#### Introduction

This notebook creates maps and tables to determine the transit service at or near traffic signals. Currently, only signals on the State Highway Network (SHN) are shown.

#### How to use
On the calitp Jupyterhub, import `shared_utils` and authenticate to GCS.

#### Technical details
- Signal data is sourced from HQ Traffic Ops GIS, downloaded on 2025-09-08.
Segment data is calculated based on GTFS data collected by DDS for the selected targed date
- Routes are associated with a signal if they run within 155 meters of the signal. 
- Speeds and frequencies are defined based on data in the morning peak (7a-10a). Displayed speeds are the 20th percentile speeds.
- Network lines are based on data provided by Rebel. They are manually drawn, and do not strictly represent transit routes.
- Detailed speeds methodology is available at https://analysis.dds.dot.ca.gov/rt/README.html

#### Outputs
- Signal Map
  - Segments
    - 20th percentile speeds
    - Average frequencies
  - Signals
    - Unit Type
    - Aggregated data from 155 m to the signal
    - Route names (from `route_short_name`)
    - Organization names (from `organization_name`)
    - Total trips per hour, in both directions
    - IMMS ID
    - TMS ID
    - Delegation Type (describes whether a signal is owned/operated/maintaned by Caltrans or a local gov)
- Signal-Grain CSV
  - `signals_aggregated.csv`
    - Same data as in the interactive map
    - Additionally, the ArcGIS objectid is present to serve as a unique identifier
  - `signals_routes.csv`
    - One row for each route in each direction within 155 meters of each signal
    - Objectid
    - Route name
    - Organization name
    - Trips per hour in the chosen direction
    - TMS id
    - IMMS id
    - Delegation Type
    - Leased / Owned (whether the equipment is leased or owned by Caltrans)

◆ ◆ ◆ ◆

AIM: Pick up the traffic signal notebook description above at its last line and keep writing it. The listing that comes next has nothing to do with the traffic signal notebook description.

◆ ◆ ◆ ◆

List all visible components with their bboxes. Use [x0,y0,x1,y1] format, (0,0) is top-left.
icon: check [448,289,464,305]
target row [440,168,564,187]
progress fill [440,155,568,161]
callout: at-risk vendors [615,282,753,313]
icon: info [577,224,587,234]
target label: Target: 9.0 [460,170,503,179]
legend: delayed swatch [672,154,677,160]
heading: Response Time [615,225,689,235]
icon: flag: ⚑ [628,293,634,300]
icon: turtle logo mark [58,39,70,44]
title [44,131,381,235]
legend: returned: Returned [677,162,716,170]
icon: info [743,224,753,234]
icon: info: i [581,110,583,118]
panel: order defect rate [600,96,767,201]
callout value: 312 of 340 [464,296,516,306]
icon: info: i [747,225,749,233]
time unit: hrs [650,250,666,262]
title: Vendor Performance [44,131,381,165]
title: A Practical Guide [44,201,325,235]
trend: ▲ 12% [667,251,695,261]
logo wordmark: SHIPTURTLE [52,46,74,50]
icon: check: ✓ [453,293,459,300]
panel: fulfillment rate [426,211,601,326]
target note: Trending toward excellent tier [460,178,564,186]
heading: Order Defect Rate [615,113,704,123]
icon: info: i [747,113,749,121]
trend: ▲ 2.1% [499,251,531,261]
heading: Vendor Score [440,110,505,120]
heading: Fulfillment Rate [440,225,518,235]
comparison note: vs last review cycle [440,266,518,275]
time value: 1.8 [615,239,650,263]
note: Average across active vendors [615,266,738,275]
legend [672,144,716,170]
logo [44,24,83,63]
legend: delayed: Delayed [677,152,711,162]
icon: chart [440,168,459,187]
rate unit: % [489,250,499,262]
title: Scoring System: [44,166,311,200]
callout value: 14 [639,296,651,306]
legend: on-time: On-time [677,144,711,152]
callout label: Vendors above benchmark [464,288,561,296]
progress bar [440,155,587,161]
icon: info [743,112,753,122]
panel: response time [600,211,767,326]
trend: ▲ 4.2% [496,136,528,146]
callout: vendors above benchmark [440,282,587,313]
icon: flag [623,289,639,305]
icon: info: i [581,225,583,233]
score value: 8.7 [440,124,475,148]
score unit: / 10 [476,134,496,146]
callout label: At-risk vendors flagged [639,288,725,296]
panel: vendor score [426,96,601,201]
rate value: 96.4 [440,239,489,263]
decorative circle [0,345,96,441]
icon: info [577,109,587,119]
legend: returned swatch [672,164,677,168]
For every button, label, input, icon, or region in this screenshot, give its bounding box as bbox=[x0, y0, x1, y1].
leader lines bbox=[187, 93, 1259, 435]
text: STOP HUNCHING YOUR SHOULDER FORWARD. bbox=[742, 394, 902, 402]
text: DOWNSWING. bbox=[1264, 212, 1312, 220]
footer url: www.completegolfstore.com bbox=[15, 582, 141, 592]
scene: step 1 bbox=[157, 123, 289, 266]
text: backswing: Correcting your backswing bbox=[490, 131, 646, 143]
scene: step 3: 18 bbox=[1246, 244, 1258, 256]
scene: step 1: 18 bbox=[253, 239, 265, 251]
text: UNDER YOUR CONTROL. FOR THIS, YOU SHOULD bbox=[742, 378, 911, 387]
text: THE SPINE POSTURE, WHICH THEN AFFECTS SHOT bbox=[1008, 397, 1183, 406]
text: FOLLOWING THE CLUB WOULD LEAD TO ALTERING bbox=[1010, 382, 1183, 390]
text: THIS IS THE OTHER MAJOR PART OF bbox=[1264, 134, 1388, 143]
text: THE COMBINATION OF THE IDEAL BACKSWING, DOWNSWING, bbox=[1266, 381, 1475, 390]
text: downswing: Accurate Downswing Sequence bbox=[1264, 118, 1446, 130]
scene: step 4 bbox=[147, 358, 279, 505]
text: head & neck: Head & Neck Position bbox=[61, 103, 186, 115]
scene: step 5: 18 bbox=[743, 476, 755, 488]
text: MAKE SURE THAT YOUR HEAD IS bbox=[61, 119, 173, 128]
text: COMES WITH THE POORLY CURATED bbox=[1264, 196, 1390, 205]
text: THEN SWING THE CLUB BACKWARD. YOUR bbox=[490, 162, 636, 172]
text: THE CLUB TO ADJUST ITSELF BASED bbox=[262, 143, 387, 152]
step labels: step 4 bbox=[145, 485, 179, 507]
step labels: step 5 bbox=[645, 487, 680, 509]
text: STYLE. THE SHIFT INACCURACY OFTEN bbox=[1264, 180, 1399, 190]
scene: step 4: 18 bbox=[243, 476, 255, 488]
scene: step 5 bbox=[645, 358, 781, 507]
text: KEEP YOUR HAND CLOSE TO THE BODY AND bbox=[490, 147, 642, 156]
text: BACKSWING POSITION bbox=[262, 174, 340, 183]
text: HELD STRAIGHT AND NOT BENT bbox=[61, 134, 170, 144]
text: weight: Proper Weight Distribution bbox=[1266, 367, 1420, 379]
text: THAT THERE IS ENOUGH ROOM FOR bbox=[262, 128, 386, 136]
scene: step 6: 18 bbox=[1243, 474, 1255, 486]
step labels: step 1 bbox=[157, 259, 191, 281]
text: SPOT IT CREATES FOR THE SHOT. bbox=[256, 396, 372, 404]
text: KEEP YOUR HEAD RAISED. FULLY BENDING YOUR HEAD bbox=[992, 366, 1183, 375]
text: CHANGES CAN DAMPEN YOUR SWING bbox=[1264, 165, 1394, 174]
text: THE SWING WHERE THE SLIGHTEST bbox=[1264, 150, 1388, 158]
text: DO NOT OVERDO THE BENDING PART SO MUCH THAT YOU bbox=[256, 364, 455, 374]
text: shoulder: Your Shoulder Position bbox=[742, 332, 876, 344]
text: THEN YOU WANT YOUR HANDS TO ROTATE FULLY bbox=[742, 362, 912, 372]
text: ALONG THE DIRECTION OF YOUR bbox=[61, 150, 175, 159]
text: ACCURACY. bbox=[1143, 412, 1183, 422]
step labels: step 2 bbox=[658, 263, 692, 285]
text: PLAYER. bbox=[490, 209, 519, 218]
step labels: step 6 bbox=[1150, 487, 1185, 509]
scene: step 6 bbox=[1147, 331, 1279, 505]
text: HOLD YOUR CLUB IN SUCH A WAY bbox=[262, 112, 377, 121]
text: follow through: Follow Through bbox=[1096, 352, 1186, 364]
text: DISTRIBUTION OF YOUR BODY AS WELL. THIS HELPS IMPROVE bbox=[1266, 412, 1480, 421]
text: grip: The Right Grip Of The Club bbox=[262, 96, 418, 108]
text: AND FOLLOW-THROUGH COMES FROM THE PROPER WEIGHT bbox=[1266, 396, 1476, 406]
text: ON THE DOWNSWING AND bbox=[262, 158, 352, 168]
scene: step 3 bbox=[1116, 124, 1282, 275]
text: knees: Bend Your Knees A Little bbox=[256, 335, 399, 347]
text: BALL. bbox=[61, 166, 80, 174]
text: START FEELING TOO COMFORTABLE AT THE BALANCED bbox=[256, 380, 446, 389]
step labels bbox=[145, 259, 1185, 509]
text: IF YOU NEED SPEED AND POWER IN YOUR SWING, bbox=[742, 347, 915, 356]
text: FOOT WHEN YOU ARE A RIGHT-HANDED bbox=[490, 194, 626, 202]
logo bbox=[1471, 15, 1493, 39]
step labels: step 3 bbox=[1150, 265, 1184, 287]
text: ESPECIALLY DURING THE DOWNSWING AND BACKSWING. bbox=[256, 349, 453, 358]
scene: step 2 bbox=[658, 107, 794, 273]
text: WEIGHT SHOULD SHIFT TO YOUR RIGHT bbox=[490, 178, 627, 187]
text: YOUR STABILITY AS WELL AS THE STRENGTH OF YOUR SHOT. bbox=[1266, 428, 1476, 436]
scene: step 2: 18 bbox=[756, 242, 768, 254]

◆ ◆ ◆ ◆

EXERCISE OUTPUT:
    - Traffic Ops Comments
    
    
    

In [1]:
import branca
import geopandas as gpd
import pandas as pd
from calitp_data_analysis import gcs_geopandas, geography_utils
from shared_utils import catalog_utils, rt_dates, rt_utils, webmap_utils
from signal_tools import (
    add_transit_metrics_to_signals,
    filter_points_along_corridor,
    ready_signals_for_display,
    ready_speedmap_segments_for_display,
    sjoin_signals,
)
from uris import (
    CALTRANS_INTERNAL_SIGNAL_URI,
    LOS_ANGELES_OPEN_SIGNAL_URI,
    SANTA_MONICA_OPEN_SIGNAL_URI,
)

In [2]:
# constants
TARGET_DATE = rt_dates.DATES["jul2025"]
TARGET_TIME_OF_DAY = "AM Peak"
ANALYSIS_DISTRICT_NUMBER = 7
TARGET_TIME_OF_DAY_LENGTH_HOURS = (
    3  # the length of the target time of day (3 hours for am peak)
)
SJOIN_DISTANCE_METERS = 155
STUDY_CORRIDOR_BUFFER_DISTANCE = 200
SIGNAL_OWNER_NAME = "signal_owner"

STATE_OF_CALIFORNIA_LABEL = "State of California"
CITY_OF_LOS_ANGELES_LABEL = "City of Los Angeles"
CITY_OF_SANTA_MONICA_LABEL = "City of Santa Monica"

In [3]:
g = gcs_geopandas.GCSGeoPandas()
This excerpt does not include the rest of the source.